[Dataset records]
★ ★ ★
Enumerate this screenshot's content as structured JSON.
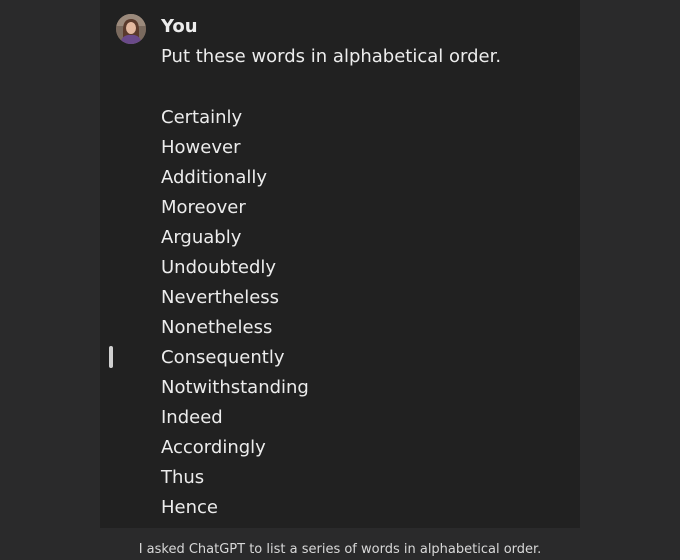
{
  "message": {
    "author": "You",
    "avatar_icon": "user-avatar-photo",
    "prompt": "Put these words in alphabetical order.",
    "words": [
      "Certainly",
      "However",
      "Additionally",
      "Moreover",
      "Arguably",
      "Undoubtedly",
      "Nevertheless",
      "Nonetheless",
      "Consequently",
      "Notwithstanding",
      "Indeed",
      "Accordingly",
      "Thus",
      "Hence"
    ]
  },
  "caption": "I asked ChatGPT to list a series of words in alphabetical order.",
  "colors": {
    "page_background": "#2a2a2b",
    "panel_background": "#212121",
    "text": "#ececec"
  }
}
★ ★ ★
Exercise:
Identify lines with the string "words". Copy each one.

Solution to the exercise:
    "prompt": "Put these words in alphabetical order.",
    "words": [
  "caption": "I asked ChatGPT to list a series of words in alphabetical order.",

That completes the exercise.